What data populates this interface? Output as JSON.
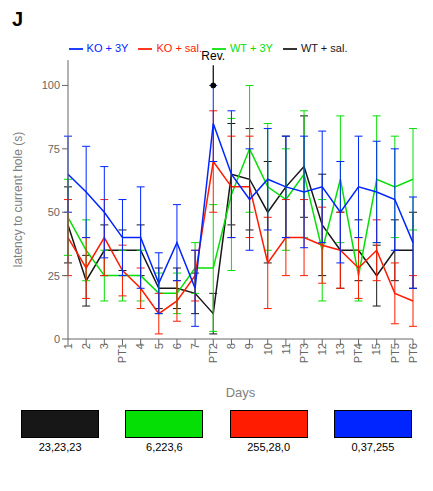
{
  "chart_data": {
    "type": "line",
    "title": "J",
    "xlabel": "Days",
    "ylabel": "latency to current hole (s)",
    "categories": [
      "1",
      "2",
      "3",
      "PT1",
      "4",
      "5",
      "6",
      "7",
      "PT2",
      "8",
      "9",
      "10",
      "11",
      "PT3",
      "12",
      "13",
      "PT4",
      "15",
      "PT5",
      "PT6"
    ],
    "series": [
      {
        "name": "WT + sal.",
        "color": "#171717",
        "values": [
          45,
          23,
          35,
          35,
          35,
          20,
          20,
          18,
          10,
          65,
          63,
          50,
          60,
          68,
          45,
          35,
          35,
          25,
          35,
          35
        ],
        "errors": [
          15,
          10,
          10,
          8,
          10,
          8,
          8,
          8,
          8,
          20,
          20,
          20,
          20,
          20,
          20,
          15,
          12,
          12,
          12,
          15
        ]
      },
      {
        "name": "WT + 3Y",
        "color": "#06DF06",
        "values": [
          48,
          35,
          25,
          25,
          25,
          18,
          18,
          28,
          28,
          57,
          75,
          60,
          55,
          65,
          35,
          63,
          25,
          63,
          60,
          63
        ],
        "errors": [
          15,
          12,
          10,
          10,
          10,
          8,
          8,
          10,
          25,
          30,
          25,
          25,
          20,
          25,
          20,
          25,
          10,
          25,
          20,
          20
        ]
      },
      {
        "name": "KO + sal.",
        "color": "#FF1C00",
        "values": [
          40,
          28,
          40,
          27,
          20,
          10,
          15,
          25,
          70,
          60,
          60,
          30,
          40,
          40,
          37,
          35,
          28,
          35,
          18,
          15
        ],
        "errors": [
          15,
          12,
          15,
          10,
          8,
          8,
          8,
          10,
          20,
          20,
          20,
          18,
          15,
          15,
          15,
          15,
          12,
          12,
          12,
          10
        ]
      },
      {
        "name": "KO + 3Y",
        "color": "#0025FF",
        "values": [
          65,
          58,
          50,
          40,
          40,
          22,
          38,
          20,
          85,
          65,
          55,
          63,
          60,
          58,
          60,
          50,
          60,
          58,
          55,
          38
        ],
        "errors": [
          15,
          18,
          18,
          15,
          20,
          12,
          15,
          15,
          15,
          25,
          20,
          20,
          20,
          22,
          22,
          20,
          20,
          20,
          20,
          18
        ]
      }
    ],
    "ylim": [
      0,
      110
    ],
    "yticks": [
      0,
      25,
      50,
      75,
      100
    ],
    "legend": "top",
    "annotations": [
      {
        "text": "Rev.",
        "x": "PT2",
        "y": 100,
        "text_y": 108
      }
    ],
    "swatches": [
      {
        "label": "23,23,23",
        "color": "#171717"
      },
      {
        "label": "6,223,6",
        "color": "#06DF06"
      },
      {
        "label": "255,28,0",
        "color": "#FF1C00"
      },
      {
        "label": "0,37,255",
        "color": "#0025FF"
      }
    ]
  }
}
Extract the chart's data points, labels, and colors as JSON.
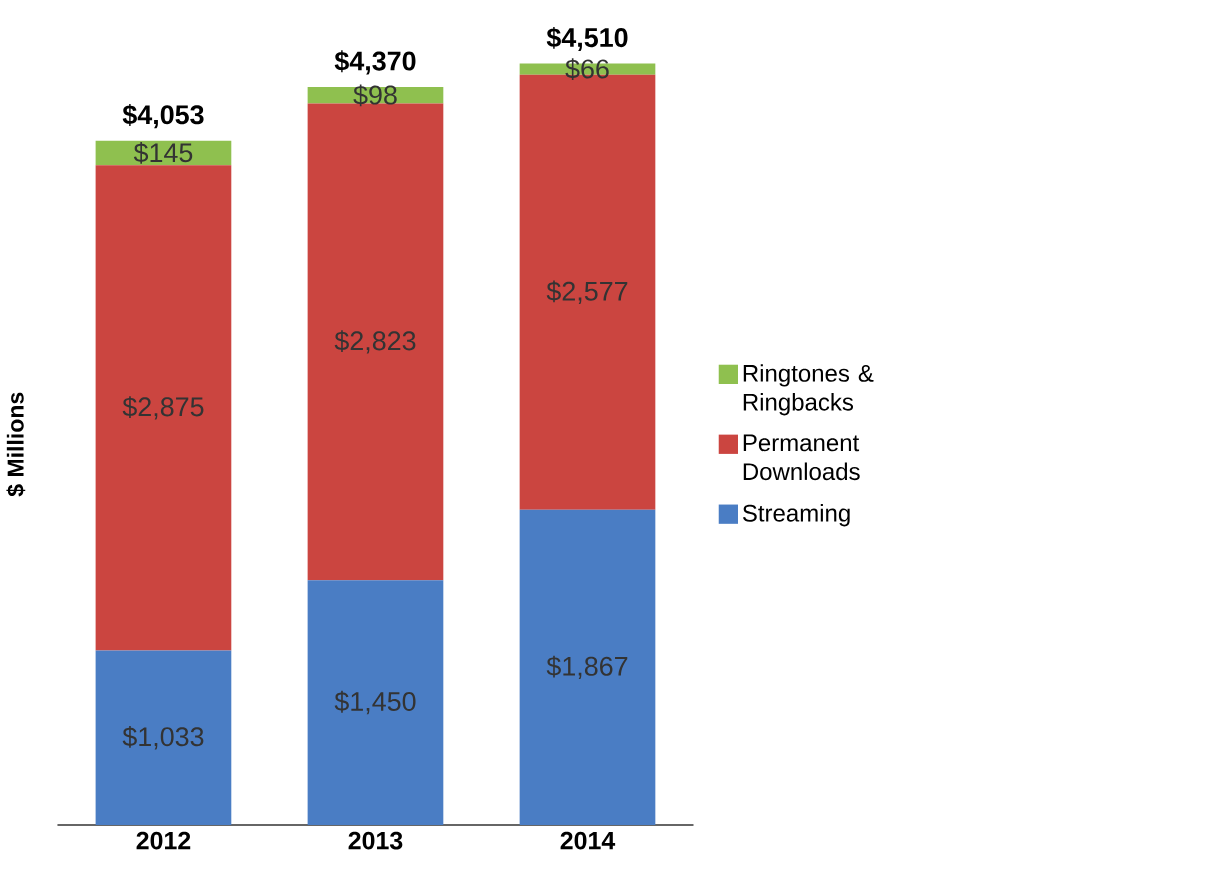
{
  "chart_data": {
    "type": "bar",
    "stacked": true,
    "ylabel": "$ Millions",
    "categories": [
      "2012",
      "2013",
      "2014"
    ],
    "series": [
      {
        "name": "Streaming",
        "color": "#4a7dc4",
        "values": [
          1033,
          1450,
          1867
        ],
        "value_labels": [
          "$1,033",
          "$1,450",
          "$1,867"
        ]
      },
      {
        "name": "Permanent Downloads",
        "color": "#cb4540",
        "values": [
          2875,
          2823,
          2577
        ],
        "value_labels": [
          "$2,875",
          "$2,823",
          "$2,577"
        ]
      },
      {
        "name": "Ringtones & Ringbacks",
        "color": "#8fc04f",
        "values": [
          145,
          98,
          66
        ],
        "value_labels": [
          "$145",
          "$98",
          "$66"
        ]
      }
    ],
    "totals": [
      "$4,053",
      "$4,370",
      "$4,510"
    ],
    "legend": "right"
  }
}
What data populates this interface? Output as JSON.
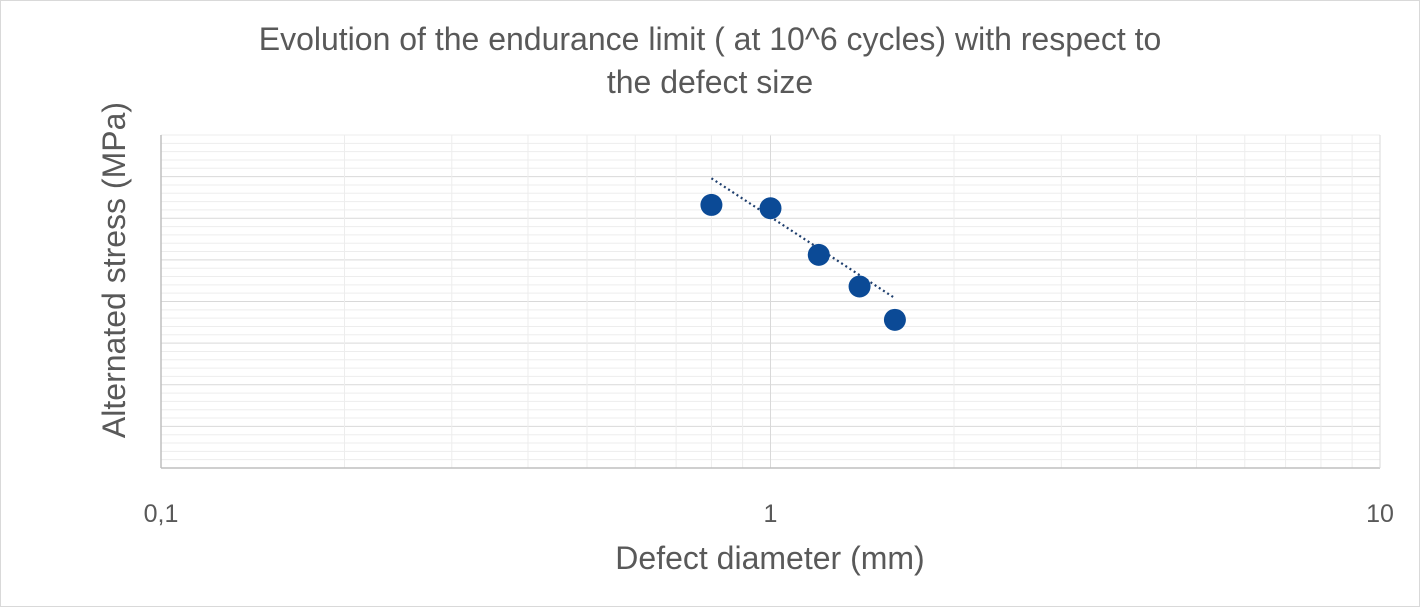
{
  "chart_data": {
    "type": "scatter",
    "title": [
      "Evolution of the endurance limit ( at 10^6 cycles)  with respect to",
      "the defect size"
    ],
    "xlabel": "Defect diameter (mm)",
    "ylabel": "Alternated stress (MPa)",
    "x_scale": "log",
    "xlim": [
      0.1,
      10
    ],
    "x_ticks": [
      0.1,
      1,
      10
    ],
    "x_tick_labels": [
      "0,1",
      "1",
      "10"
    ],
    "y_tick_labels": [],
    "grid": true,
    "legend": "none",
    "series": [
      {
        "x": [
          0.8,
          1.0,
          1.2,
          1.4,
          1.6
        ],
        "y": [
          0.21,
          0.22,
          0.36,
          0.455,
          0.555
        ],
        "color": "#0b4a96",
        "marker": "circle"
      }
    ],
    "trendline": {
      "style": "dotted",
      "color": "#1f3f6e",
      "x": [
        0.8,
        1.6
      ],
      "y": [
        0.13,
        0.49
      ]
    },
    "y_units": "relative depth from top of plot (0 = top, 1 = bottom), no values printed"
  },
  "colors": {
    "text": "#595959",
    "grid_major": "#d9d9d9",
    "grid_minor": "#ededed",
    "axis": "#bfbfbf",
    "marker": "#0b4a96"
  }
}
======
STATED TASK
Return to the listing above and set it down exactly, leaving out its pictures.

CORRECT RESPONSE
What data populates this interface? Output as JSON.
{
  "chart_data": {
    "type": "line",
    "title": "J",
    "xlabel": "Days",
    "ylabel": "latency to current hole (s)",
    "categories": [
      "1",
      "2",
      "3",
      "PT1",
      "4",
      "5",
      "6",
      "7",
      "PT2",
      "8",
      "9",
      "10",
      "11",
      "PT3",
      "12",
      "13",
      "PT4",
      "15",
      "PT5",
      "PT6"
    ],
    "series": [
      {
        "name": "WT + sal.",
        "color": "#171717",
        "values": [
          45,
          23,
          35,
          35,
          35,
          20,
          20,
          18,
          10,
          65,
          63,
          50,
          60,
          68,
          45,
          35,
          35,
          25,
          35,
          35
        ],
        "errors": [
          15,
          10,
          10,
          8,
          10,
          8,
          8,
          8,
          8,
          20,
          20,
          20,
          20,
          20,
          20,
          15,
          12,
          12,
          12,
          15
        ]
      },
      {
        "name": "WT + 3Y",
        "color": "#06DF06",
        "values": [
          48,
          35,
          25,
          25,
          25,
          18,
          18,
          28,
          28,
          57,
          75,
          60,
          55,
          65,
          35,
          63,
          25,
          63,
          60,
          63
        ],
        "errors": [
          15,
          12,
          10,
          10,
          10,
          8,
          8,
          10,
          25,
          30,
          25,
          25,
          20,
          25,
          20,
          25,
          10,
          25,
          20,
          20
        ]
      },
      {
        "name": "KO + sal.",
        "color": "#FF1C00",
        "values": [
          40,
          28,
          40,
          27,
          20,
          10,
          15,
          25,
          70,
          60,
          60,
          30,
          40,
          40,
          37,
          35,
          28,
          35,
          18,
          15
        ],
        "errors": [
          15,
          12,
          15,
          10,
          8,
          8,
          8,
          10,
          20,
          20,
          20,
          18,
          15,
          15,
          15,
          15,
          12,
          12,
          12,
          10
        ]
      },
      {
        "name": "KO + 3Y",
        "color": "#0025FF",
        "values": [
          65,
          58,
          50,
          40,
          40,
          22,
          38,
          20,
          85,
          65,
          55,
          63,
          60,
          58,
          60,
          50,
          60,
          58,
          55,
          38
        ],
        "errors": [
          15,
          18,
          18,
          15,
          20,
          12,
          15,
          15,
          15,
          25,
          20,
          20,
          20,
          22,
          22,
          20,
          20,
          20,
          20,
          18
        ]
      }
    ],
    "ylim": [
      0,
      110
    ],
    "yticks": [
      0,
      25,
      50,
      75,
      100
    ],
    "legend": "top",
    "annotations": [
      {
        "text": "Rev.",
        "x": "PT2",
        "y": 100,
        "text_y": 108
      }
    ],
    "swatches": [
      {
        "label": "23,23,23",
        "color": "#171717"
      },
      {
        "label": "6,223,6",
        "color": "#06DF06"
      },
      {
        "label": "255,28,0",
        "color": "#FF1C00"
      },
      {
        "label": "0,37,255",
        "color": "#0025FF"
      }
    ]
  }
}
Extract the chart's data points, labels, and colors as JSON.
{
  "chart_data": {
    "type": "bar",
    "stacked": true,
    "ylabel": "$ Millions",
    "categories": [
      "2012",
      "2013",
      "2014"
    ],
    "series": [
      {
        "name": "Streaming",
        "color": "#4a7dc4",
        "values": [
          1033,
          1450,
          1867
        ],
        "value_labels": [
          "$1,033",
          "$1,450",
          "$1,867"
        ]
      },
      {
        "name": "Permanent Downloads",
        "color": "#cb4540",
        "values": [
          2875,
          2823,
          2577
        ],
        "value_labels": [
          "$2,875",
          "$2,823",
          "$2,577"
        ]
      },
      {
        "name": "Ringtones & Ringbacks",
        "color": "#8fc04f",
        "values": [
          145,
          98,
          66
        ],
        "value_labels": [
          "$145",
          "$98",
          "$66"
        ]
      }
    ],
    "totals": [
      "$4,053",
      "$4,370",
      "$4,510"
    ],
    "legend": "right"
  }
}
What data populates this interface? Output as JSON.
{
  "chart_data": {
    "type": "scatter",
    "title": [
      "Evolution of the endurance limit ( at 10^6 cycles)  with respect to",
      "the defect size"
    ],
    "xlabel": "Defect diameter (mm)",
    "ylabel": "Alternated stress (MPa)",
    "x_scale": "log",
    "xlim": [
      0.1,
      10
    ],
    "x_ticks": [
      0.1,
      1,
      10
    ],
    "x_tick_labels": [
      "0,1",
      "1",
      "10"
    ],
    "y_tick_labels": [],
    "grid": true,
    "legend": "none",
    "series": [
      {
        "x": [
          0.8,
          1.0,
          1.2,
          1.4,
          1.6
        ],
        "y": [
          0.21,
          0.22,
          0.36,
          0.455,
          0.555
        ],
        "color": "#0b4a96",
        "marker": "circle"
      }
    ],
    "trendline": {
      "style": "dotted",
      "color": "#1f3f6e",
      "x": [
        0.8,
        1.6
      ],
      "y": [
        0.13,
        0.49
      ]
    },
    "y_units": "relative depth from top of plot (0 = top, 1 = bottom), no values printed"
  },
  "colors": {
    "text": "#595959",
    "grid_major": "#d9d9d9",
    "grid_minor": "#ededed",
    "axis": "#bfbfbf",
    "marker": "#0b4a96"
  }
}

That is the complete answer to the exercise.